## EXERCISE
Repeat the material below exactly, with no pictures.

## MATERIAL
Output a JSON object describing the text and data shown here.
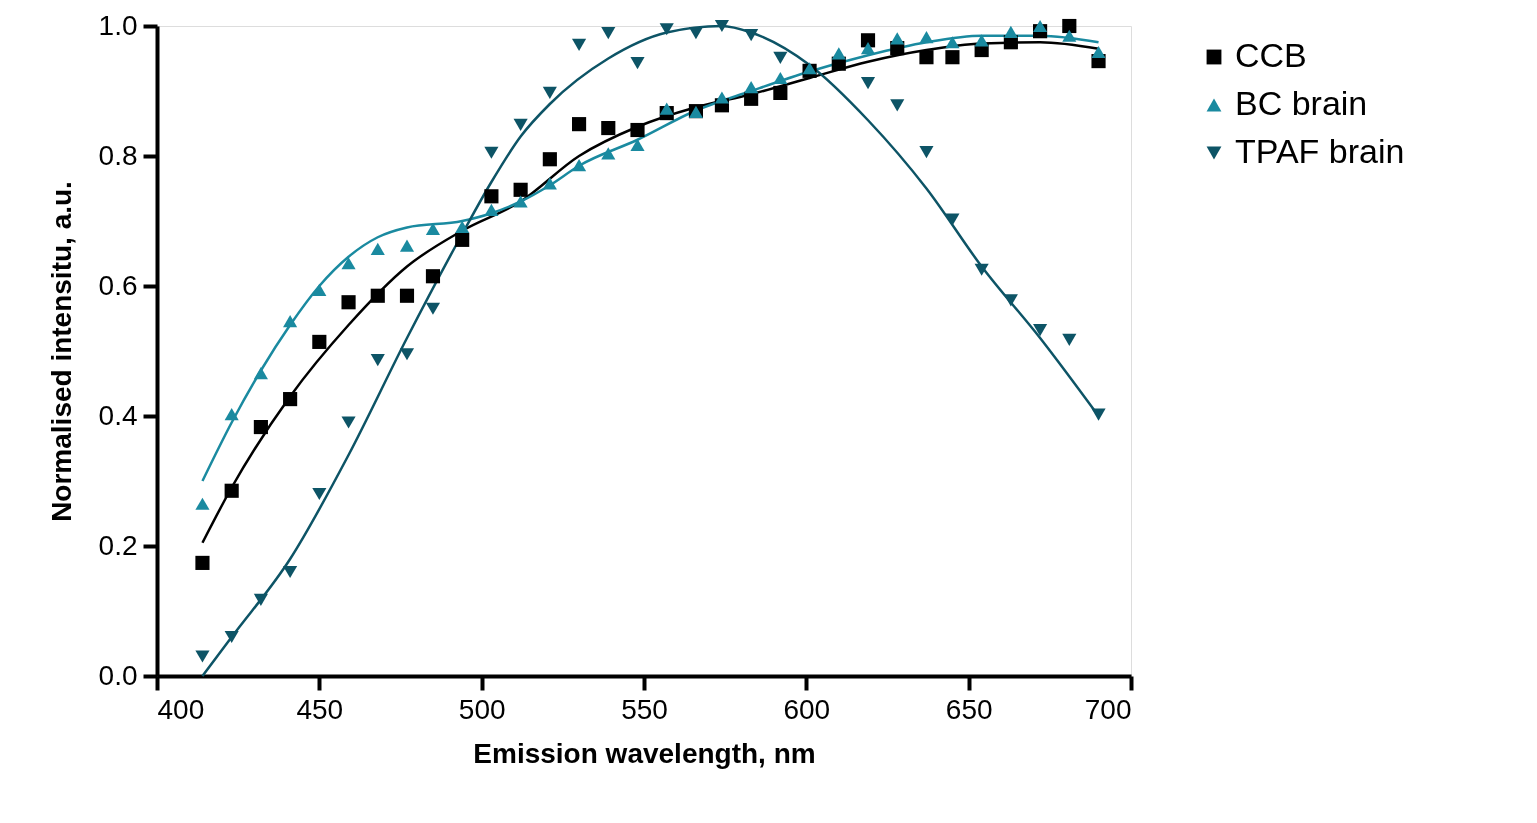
{
  "chart_data": {
    "type": "scatter",
    "xlabel": "Emission wavelength, nm",
    "ylabel": "Normalised intensitu, a.u.",
    "xlim": [
      400,
      700
    ],
    "xticks": [
      400,
      450,
      500,
      550,
      600,
      650,
      700
    ],
    "ylim": [
      0,
      1
    ],
    "yticks": [
      {
        "value": 0,
        "label": "0.0"
      },
      {
        "value": 0.2,
        "label": "0.2"
      },
      {
        "value": 0.4,
        "label": "0.4"
      },
      {
        "value": 0.6,
        "label": "0.6"
      },
      {
        "value": 0.8,
        "label": "0.8"
      },
      {
        "value": 1,
        "label": "1.0"
      }
    ],
    "grid": false,
    "legend": "top right",
    "x": [
      414,
      423,
      432,
      441,
      450,
      459,
      468,
      477,
      485,
      494,
      503,
      512,
      521,
      530,
      539,
      548,
      557,
      566,
      574,
      583,
      592,
      601,
      610,
      619,
      628,
      637,
      645,
      654,
      663,
      672,
      681,
      690
    ],
    "series": [
      {
        "name": "CCB",
        "marker": "square",
        "color": "#000000",
        "values": [
          0.174,
          0.285,
          0.383,
          0.426,
          0.514,
          0.575,
          0.585,
          0.585,
          0.615,
          0.671,
          0.738,
          0.748,
          0.795,
          0.849,
          0.843,
          0.84,
          0.866,
          0.869,
          0.878,
          0.888,
          0.897,
          0.931,
          0.942,
          0.978,
          0.966,
          0.952,
          0.952,
          0.963,
          0.975,
          0.992,
          1.0,
          0.946
        ]
      },
      {
        "name": "BC brain",
        "marker": "triangle",
        "color": "#1a8aa0",
        "values": [
          0.265,
          0.403,
          0.466,
          0.546,
          0.594,
          0.635,
          0.657,
          0.662,
          0.688,
          0.691,
          0.717,
          0.73,
          0.758,
          0.786,
          0.804,
          0.817,
          0.873,
          0.868,
          0.89,
          0.906,
          0.92,
          0.935,
          0.958,
          0.966,
          0.981,
          0.983,
          0.975,
          0.978,
          0.991,
          1.0,
          0.985,
          0.96
        ]
      },
      {
        "name": "TPAF brain",
        "marker": "triangle-down",
        "color": "#0d5466",
        "values": [
          0.03,
          0.06,
          0.117,
          0.16,
          0.28,
          0.39,
          0.486,
          0.495,
          0.565,
          null,
          0.805,
          0.848,
          0.897,
          0.971,
          0.989,
          0.943,
          0.995,
          0.989,
          1.0,
          0.986,
          0.951,
          null,
          null,
          0.912,
          0.878,
          0.806,
          0.702,
          0.625,
          0.578,
          0.532,
          0.517,
          0.402
        ]
      },
      {
        "type": "line",
        "color": "#000000",
        "x": [
          414,
          423,
          441,
          459,
          477,
          494,
          512,
          530,
          548,
          566,
          583,
          601,
          619,
          637,
          654,
          672,
          690
        ],
        "values": [
          0.205,
          0.29,
          0.43,
          0.54,
          0.63,
          0.685,
          0.73,
          0.8,
          0.845,
          0.875,
          0.895,
          0.92,
          0.945,
          0.963,
          0.973,
          0.975,
          0.965
        ]
      },
      {
        "type": "line",
        "color": "#1a8aa0",
        "x": [
          414,
          423,
          432,
          441,
          450,
          459,
          468,
          477,
          494,
          503,
          512,
          521,
          530,
          548,
          566,
          583,
          601,
          619,
          637,
          654,
          672,
          690
        ],
        "values": [
          0.3,
          0.39,
          0.47,
          0.54,
          0.6,
          0.645,
          0.675,
          0.69,
          0.7,
          0.712,
          0.73,
          0.755,
          0.785,
          0.825,
          0.87,
          0.9,
          0.93,
          0.955,
          0.975,
          0.985,
          0.985,
          0.975
        ]
      },
      {
        "type": "line",
        "color": "#0d5466",
        "x": [
          414,
          423,
          441,
          459,
          477,
          494,
          503,
          512,
          521,
          539,
          557,
          574,
          583,
          601,
          619,
          637,
          654,
          672,
          690
        ],
        "values": [
          0.0,
          0.06,
          0.18,
          0.34,
          0.52,
          0.68,
          0.76,
          0.83,
          0.88,
          0.95,
          0.99,
          1.0,
          0.99,
          0.94,
          0.855,
          0.75,
          0.63,
          0.52,
          0.4
        ]
      }
    ]
  }
}
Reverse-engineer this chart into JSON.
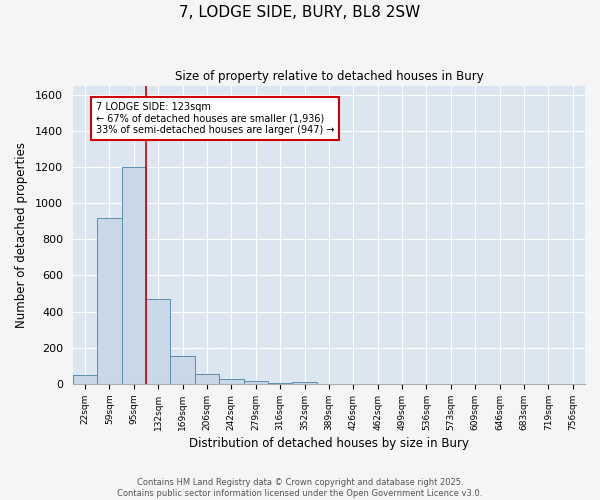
{
  "title_line1": "7, LODGE SIDE, BURY, BL8 2SW",
  "title_line2": "Size of property relative to detached houses in Bury",
  "xlabel": "Distribution of detached houses by size in Bury",
  "ylabel": "Number of detached properties",
  "bar_labels": [
    "22sqm",
    "59sqm",
    "95sqm",
    "132sqm",
    "169sqm",
    "206sqm",
    "242sqm",
    "279sqm",
    "316sqm",
    "352sqm",
    "389sqm",
    "426sqm",
    "462sqm",
    "499sqm",
    "536sqm",
    "573sqm",
    "609sqm",
    "646sqm",
    "683sqm",
    "719sqm",
    "756sqm"
  ],
  "bar_values": [
    50,
    920,
    1200,
    470,
    155,
    55,
    30,
    15,
    5,
    10,
    0,
    0,
    0,
    0,
    0,
    0,
    0,
    0,
    0,
    0,
    0
  ],
  "bar_color": "#c8d8e8",
  "bar_edge_color": "#5b8db0",
  "vline_color": "#cc0000",
  "annotation_text": "7 LODGE SIDE: 123sqm\n← 67% of detached houses are smaller (1,936)\n33% of semi-detached houses are larger (947) →",
  "annotation_box_color": "#ffffff",
  "annotation_box_edge": "#cc0000",
  "ylim": [
    0,
    1650
  ],
  "yticks": [
    0,
    200,
    400,
    600,
    800,
    1000,
    1200,
    1400,
    1600
  ],
  "fig_bg_color": "#f5f5f5",
  "plot_bg_color": "#dce6f0",
  "grid_color": "#ffffff",
  "footer_line1": "Contains HM Land Registry data © Crown copyright and database right 2025.",
  "footer_line2": "Contains public sector information licensed under the Open Government Licence v3.0."
}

## TASK ANSWER
Output a JSON object describing the text and data shown here.
{
  "chart_data": {
    "type": "scatter",
    "xlabel": "Emission wavelength, nm",
    "ylabel": "Normalised intensitu, a.u.",
    "xlim": [
      400,
      700
    ],
    "xticks": [
      400,
      450,
      500,
      550,
      600,
      650,
      700
    ],
    "ylim": [
      0,
      1
    ],
    "yticks": [
      {
        "value": 0,
        "label": "0.0"
      },
      {
        "value": 0.2,
        "label": "0.2"
      },
      {
        "value": 0.4,
        "label": "0.4"
      },
      {
        "value": 0.6,
        "label": "0.6"
      },
      {
        "value": 0.8,
        "label": "0.8"
      },
      {
        "value": 1,
        "label": "1.0"
      }
    ],
    "grid": false,
    "legend": "top right",
    "x": [
      414,
      423,
      432,
      441,
      450,
      459,
      468,
      477,
      485,
      494,
      503,
      512,
      521,
      530,
      539,
      548,
      557,
      566,
      574,
      583,
      592,
      601,
      610,
      619,
      628,
      637,
      645,
      654,
      663,
      672,
      681,
      690
    ],
    "series": [
      {
        "name": "CCB",
        "marker": "square",
        "color": "#000000",
        "values": [
          0.174,
          0.285,
          0.383,
          0.426,
          0.514,
          0.575,
          0.585,
          0.585,
          0.615,
          0.671,
          0.738,
          0.748,
          0.795,
          0.849,
          0.843,
          0.84,
          0.866,
          0.869,
          0.878,
          0.888,
          0.897,
          0.931,
          0.942,
          0.978,
          0.966,
          0.952,
          0.952,
          0.963,
          0.975,
          0.992,
          1.0,
          0.946
        ]
      },
      {
        "name": "BC brain",
        "marker": "triangle",
        "color": "#1a8aa0",
        "values": [
          0.265,
          0.403,
          0.466,
          0.546,
          0.594,
          0.635,
          0.657,
          0.662,
          0.688,
          0.691,
          0.717,
          0.73,
          0.758,
          0.786,
          0.804,
          0.817,
          0.873,
          0.868,
          0.89,
          0.906,
          0.92,
          0.935,
          0.958,
          0.966,
          0.981,
          0.983,
          0.975,
          0.978,
          0.991,
          1.0,
          0.985,
          0.96
        ]
      },
      {
        "name": "TPAF brain",
        "marker": "triangle-down",
        "color": "#0d5466",
        "values": [
          0.03,
          0.06,
          0.117,
          0.16,
          0.28,
          0.39,
          0.486,
          0.495,
          0.565,
          null,
          0.805,
          0.848,
          0.897,
          0.971,
          0.989,
          0.943,
          0.995,
          0.989,
          1.0,
          0.986,
          0.951,
          null,
          null,
          0.912,
          0.878,
          0.806,
          0.702,
          0.625,
          0.578,
          0.532,
          0.517,
          0.402
        ]
      },
      {
        "type": "line",
        "color": "#000000",
        "x": [
          414,
          423,
          441,
          459,
          477,
          494,
          512,
          530,
          548,
          566,
          583,
          601,
          619,
          637,
          654,
          672,
          690
        ],
        "values": [
          0.205,
          0.29,
          0.43,
          0.54,
          0.63,
          0.685,
          0.73,
          0.8,
          0.845,
          0.875,
          0.895,
          0.92,
          0.945,
          0.963,
          0.973,
          0.975,
          0.965
        ]
      },
      {
        "type": "line",
        "color": "#1a8aa0",
        "x": [
          414,
          423,
          432,
          441,
          450,
          459,
          468,
          477,
          494,
          503,
          512,
          521,
          530,
          548,
          566,
          583,
          601,
          619,
          637,
          654,
          672,
          690
        ],
        "values": [
          0.3,
          0.39,
          0.47,
          0.54,
          0.6,
          0.645,
          0.675,
          0.69,
          0.7,
          0.712,
          0.73,
          0.755,
          0.785,
          0.825,
          0.87,
          0.9,
          0.93,
          0.955,
          0.975,
          0.985,
          0.985,
          0.975
        ]
      },
      {
        "type": "line",
        "color": "#0d5466",
        "x": [
          414,
          423,
          441,
          459,
          477,
          494,
          503,
          512,
          521,
          539,
          557,
          574,
          583,
          601,
          619,
          637,
          654,
          672,
          690
        ],
        "values": [
          0.0,
          0.06,
          0.18,
          0.34,
          0.52,
          0.68,
          0.76,
          0.83,
          0.88,
          0.95,
          0.99,
          1.0,
          0.99,
          0.94,
          0.855,
          0.75,
          0.63,
          0.52,
          0.4
        ]
      }
    ]
  }
}
Reverse-engineer this chart into JSON.
{
  "title_line1": "7, LODGE SIDE, BURY, BL8 2SW",
  "title_line2": "Size of property relative to detached houses in Bury",
  "xlabel": "Distribution of detached houses by size in Bury",
  "ylabel": "Number of detached properties",
  "bar_labels": [
    "22sqm",
    "59sqm",
    "95sqm",
    "132sqm",
    "169sqm",
    "206sqm",
    "242sqm",
    "279sqm",
    "316sqm",
    "352sqm",
    "389sqm",
    "426sqm",
    "462sqm",
    "499sqm",
    "536sqm",
    "573sqm",
    "609sqm",
    "646sqm",
    "683sqm",
    "719sqm",
    "756sqm"
  ],
  "bar_values": [
    50,
    920,
    1200,
    470,
    155,
    55,
    30,
    15,
    5,
    10,
    0,
    0,
    0,
    0,
    0,
    0,
    0,
    0,
    0,
    0,
    0
  ],
  "bar_color": "#c8d8e8",
  "bar_edge_color": "#5b8db0",
  "vline_color": "#cc0000",
  "annotation_text": "7 LODGE SIDE: 123sqm\n← 67% of detached houses are smaller (1,936)\n33% of semi-detached houses are larger (947) →",
  "annotation_box_color": "#ffffff",
  "annotation_box_edge": "#cc0000",
  "ylim": [
    0,
    1650
  ],
  "yticks": [
    0,
    200,
    400,
    600,
    800,
    1000,
    1200,
    1400,
    1600
  ],
  "fig_bg_color": "#f5f5f5",
  "plot_bg_color": "#dce6f0",
  "grid_color": "#ffffff",
  "footer_line1": "Contains HM Land Registry data © Crown copyright and database right 2025.",
  "footer_line2": "Contains public sector information licensed under the Open Government Licence v3.0."
}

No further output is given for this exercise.